→ **Directions**
Below you will find a set of lines. Repeat them all exactly.

####################

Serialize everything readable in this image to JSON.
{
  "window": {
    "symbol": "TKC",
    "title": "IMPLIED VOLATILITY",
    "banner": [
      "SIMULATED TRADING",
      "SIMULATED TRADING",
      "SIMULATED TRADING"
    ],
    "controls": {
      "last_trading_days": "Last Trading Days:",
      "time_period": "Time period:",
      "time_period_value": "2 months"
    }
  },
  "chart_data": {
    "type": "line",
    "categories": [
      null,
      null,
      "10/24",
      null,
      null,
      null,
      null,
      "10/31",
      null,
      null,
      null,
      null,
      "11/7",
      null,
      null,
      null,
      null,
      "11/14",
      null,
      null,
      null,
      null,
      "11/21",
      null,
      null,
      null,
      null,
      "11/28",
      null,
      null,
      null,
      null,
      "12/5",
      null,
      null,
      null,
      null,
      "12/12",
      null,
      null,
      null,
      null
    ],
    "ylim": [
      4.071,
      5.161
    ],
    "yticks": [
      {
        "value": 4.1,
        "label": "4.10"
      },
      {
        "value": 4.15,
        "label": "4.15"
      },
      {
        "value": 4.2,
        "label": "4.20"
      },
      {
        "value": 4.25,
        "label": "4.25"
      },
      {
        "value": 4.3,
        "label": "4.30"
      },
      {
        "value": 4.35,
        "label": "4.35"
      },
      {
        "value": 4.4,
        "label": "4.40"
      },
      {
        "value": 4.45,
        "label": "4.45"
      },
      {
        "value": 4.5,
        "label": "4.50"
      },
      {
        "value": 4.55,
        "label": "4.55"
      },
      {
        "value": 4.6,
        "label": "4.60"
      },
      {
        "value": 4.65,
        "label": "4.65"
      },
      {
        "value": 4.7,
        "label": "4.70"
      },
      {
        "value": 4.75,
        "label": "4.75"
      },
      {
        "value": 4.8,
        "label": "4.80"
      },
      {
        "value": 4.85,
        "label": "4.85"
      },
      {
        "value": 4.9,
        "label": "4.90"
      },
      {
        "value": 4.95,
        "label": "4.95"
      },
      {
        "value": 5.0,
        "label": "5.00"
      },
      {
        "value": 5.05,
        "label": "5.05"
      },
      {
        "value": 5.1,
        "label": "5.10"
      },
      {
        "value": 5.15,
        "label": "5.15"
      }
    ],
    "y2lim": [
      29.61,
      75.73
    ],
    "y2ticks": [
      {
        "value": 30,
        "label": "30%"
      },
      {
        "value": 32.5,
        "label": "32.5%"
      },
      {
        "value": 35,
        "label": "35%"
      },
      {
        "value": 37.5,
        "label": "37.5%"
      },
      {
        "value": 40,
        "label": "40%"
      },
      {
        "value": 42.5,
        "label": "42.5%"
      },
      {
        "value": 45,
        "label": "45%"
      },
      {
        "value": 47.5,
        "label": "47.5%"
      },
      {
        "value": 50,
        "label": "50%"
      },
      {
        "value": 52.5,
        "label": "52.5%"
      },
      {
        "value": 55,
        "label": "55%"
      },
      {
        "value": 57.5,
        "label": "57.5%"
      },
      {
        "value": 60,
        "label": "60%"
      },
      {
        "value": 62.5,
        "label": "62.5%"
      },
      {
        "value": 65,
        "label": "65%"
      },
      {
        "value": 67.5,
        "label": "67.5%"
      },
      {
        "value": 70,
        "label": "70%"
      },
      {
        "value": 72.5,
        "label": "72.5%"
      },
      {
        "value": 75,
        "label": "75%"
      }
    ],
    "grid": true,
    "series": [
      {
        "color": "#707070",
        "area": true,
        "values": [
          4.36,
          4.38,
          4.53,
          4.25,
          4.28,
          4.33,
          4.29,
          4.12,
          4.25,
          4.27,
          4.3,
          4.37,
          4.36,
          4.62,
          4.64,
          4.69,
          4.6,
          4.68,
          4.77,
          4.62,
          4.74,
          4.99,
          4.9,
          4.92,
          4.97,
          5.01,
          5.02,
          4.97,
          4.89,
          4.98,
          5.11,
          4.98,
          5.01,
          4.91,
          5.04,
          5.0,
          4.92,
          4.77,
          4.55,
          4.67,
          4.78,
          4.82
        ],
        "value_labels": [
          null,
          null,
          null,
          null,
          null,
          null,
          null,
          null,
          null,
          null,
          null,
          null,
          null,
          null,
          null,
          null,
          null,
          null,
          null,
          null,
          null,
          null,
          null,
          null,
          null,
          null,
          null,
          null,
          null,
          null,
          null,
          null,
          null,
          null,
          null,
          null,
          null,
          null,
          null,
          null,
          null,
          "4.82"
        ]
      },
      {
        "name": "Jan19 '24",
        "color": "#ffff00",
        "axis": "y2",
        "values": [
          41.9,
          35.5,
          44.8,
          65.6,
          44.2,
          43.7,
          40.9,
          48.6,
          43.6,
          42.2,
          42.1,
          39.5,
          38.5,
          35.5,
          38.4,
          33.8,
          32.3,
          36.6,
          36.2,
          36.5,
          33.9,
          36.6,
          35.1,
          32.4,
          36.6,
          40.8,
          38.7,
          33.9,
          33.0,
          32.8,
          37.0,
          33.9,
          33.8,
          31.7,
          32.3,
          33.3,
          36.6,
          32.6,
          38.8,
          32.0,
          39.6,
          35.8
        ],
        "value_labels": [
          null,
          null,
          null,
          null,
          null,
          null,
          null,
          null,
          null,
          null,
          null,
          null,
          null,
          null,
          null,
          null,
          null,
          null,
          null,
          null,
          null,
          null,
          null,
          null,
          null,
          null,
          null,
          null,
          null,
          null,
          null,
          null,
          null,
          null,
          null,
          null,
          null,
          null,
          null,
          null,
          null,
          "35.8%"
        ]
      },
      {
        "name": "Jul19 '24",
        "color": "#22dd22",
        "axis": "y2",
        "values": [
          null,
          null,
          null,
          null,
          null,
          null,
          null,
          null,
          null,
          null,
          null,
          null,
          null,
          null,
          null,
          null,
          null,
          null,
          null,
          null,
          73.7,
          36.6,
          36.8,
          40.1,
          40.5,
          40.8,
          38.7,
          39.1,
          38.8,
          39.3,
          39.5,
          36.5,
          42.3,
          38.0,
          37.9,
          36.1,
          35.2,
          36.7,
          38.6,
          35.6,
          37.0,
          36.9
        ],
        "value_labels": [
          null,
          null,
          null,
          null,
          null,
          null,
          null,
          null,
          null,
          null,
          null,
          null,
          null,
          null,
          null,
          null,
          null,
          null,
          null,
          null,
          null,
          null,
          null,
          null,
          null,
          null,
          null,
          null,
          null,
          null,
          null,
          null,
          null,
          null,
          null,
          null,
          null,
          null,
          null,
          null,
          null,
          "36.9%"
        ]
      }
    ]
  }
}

####################

→ **Result below**
Serialize everything readable in this image to JSON.
{
  "window": {
    "symbol": "TKC",
    "title": "IMPLIED VOLATILITY",
    "banner": [
      "SIMULATED TRADING",
      "SIMULATED TRADING",
      "SIMULATED TRADING"
    ],
    "controls": {
      "last_trading_days": "Last Trading Days:",
      "time_period": "Time period:",
      "time_period_value": "2 months"
    }
  },
  "chart_data": {
    "type": "line",
    "categories": [
      null,
      null,
      "10/24",
      null,
      null,
      null,
      null,
      "10/31",
      null,
      null,
      null,
      null,
      "11/7",
      null,
      null,
      null,
      null,
      "11/14",
      null,
      null,
      null,
      null,
      "11/21",
      null,
      null,
      null,
      null,
      "11/28",
      null,
      null,
      null,
      null,
      "12/5",
      null,
      null,
      null,
      null,
      "12/12",
      null,
      null,
      null,
      null
    ],
    "ylim": [
      4.071,
      5.161
    ],
    "yticks": [
      {
        "value": 4.1,
        "label": "4.10"
      },
      {
        "value": 4.15,
        "label": "4.15"
      },
      {
        "value": 4.2,
        "label": "4.20"
      },
      {
        "value": 4.25,
        "label": "4.25"
      },
      {
        "value": 4.3,
        "label": "4.30"
      },
      {
        "value": 4.35,
        "label": "4.35"
      },
      {
        "value": 4.4,
        "label": "4.40"
      },
      {
        "value": 4.45,
        "label": "4.45"
      },
      {
        "value": 4.5,
        "label": "4.50"
      },
      {
        "value": 4.55,
        "label": "4.55"
      },
      {
        "value": 4.6,
        "label": "4.60"
      },
      {
        "value": 4.65,
        "label": "4.65"
      },
      {
        "value": 4.7,
        "label": "4.70"
      },
      {
        "value": 4.75,
        "label": "4.75"
      },
      {
        "value": 4.8,
        "label": "4.80"
      },
      {
        "value": 4.85,
        "label": "4.85"
      },
      {
        "value": 4.9,
        "label": "4.90"
      },
      {
        "value": 4.95,
        "label": "4.95"
      },
      {
        "value": 5.0,
        "label": "5.00"
      },
      {
        "value": 5.05,
        "label": "5.05"
      },
      {
        "value": 5.1,
        "label": "5.10"
      },
      {
        "value": 5.15,
        "label": "5.15"
      }
    ],
    "y2lim": [
      29.61,
      75.73
    ],
    "y2ticks": [
      {
        "value": 30,
        "label": "30%"
      },
      {
        "value": 32.5,
        "label": "32.5%"
      },
      {
        "value": 35,
        "label": "35%"
      },
      {
        "value": 37.5,
        "label": "37.5%"
      },
      {
        "value": 40,
        "label": "40%"
      },
      {
        "value": 42.5,
        "label": "42.5%"
      },
      {
        "value": 45,
        "label": "45%"
      },
      {
        "value": 47.5,
        "label": "47.5%"
      },
      {
        "value": 50,
        "label": "50%"
      },
      {
        "value": 52.5,
        "label": "52.5%"
      },
      {
        "value": 55,
        "label": "55%"
      },
      {
        "value": 57.5,
        "label": "57.5%"
      },
      {
        "value": 60,
        "label": "60%"
      },
      {
        "value": 62.5,
        "label": "62.5%"
      },
      {
        "value": 65,
        "label": "65%"
      },
      {
        "value": 67.5,
        "label": "67.5%"
      },
      {
        "value": 70,
        "label": "70%"
      },
      {
        "value": 72.5,
        "label": "72.5%"
      },
      {
        "value": 75,
        "label": "75%"
      }
    ],
    "grid": true,
    "series": [
      {
        "color": "#707070",
        "area": true,
        "values": [
          4.36,
          4.38,
          4.53,
          4.25,
          4.28,
          4.33,
          4.29,
          4.12,
          4.25,
          4.27,
          4.3,
          4.37,
          4.36,
          4.62,
          4.64,
          4.69,
          4.6,
          4.68,
          4.77,
          4.62,
          4.74,
          4.99,
          4.9,
          4.92,
          4.97,
          5.01,
          5.02,
          4.97,
          4.89,
          4.98,
          5.11,
          4.98,
          5.01,
          4.91,
          5.04,
          5.0,
          4.92,
          4.77,
          4.55,
          4.67,
          4.78,
          4.82
        ],
        "value_labels": [
          null,
          null,
          null,
          null,
          null,
          null,
          null,
          null,
          null,
          null,
          null,
          null,
          null,
          null,
          null,
          null,
          null,
          null,
          null,
          null,
          null,
          null,
          null,
          null,
          null,
          null,
          null,
          null,
          null,
          null,
          null,
          null,
          null,
          null,
          null,
          null,
          null,
          null,
          null,
          null,
          null,
          "4.82"
        ]
      },
      {
        "name": "Jan19 '24",
        "color": "#ffff00",
        "axis": "y2",
        "values": [
          41.9,
          35.5,
          44.8,
          65.6,
          44.2,
          43.7,
          40.9,
          48.6,
          43.6,
          42.2,
          42.1,
          39.5,
          38.5,
          35.5,
          38.4,
          33.8,
          32.3,
          36.6,
          36.2,
          36.5,
          33.9,
          36.6,
          35.1,
          32.4,
          36.6,
          40.8,
          38.7,
          33.9,
          33.0,
          32.8,
          37.0,
          33.9,
          33.8,
          31.7,
          32.3,
          33.3,
          36.6,
          32.6,
          38.8,
          32.0,
          39.6,
          35.8
        ],
        "value_labels": [
          null,
          null,
          null,
          null,
          null,
          null,
          null,
          null,
          null,
          null,
          null,
          null,
          null,
          null,
          null,
          null,
          null,
          null,
          null,
          null,
          null,
          null,
          null,
          null,
          null,
          null,
          null,
          null,
          null,
          null,
          null,
          null,
          null,
          null,
          null,
          null,
          null,
          null,
          null,
          null,
          null,
          "35.8%"
        ]
      },
      {
        "name": "Jul19 '24",
        "color": "#22dd22",
        "axis": "y2",
        "values": [
          null,
          null,
          null,
          null,
          null,
          null,
          null,
          null,
          null,
          null,
          null,
          null,
          null,
          null,
          null,
          null,
          null,
          null,
          null,
          null,
          73.7,
          36.6,
          36.8,
          40.1,
          40.5,
          40.8,
          38.7,
          39.1,
          38.8,
          39.3,
          39.5,
          36.5,
          42.3,
          38.0,
          37.9,
          36.1,
          35.2,
          36.7,
          38.6,
          35.6,
          37.0,
          36.9
        ],
        "value_labels": [
          null,
          null,
          null,
          null,
          null,
          null,
          null,
          null,
          null,
          null,
          null,
          null,
          null,
          null,
          null,
          null,
          null,
          null,
          null,
          null,
          null,
          null,
          null,
          null,
          null,
          null,
          null,
          null,
          null,
          null,
          null,
          null,
          null,
          null,
          null,
          null,
          null,
          null,
          null,
          null,
          null,
          "36.9%"
        ]
      }
    ]
  }
}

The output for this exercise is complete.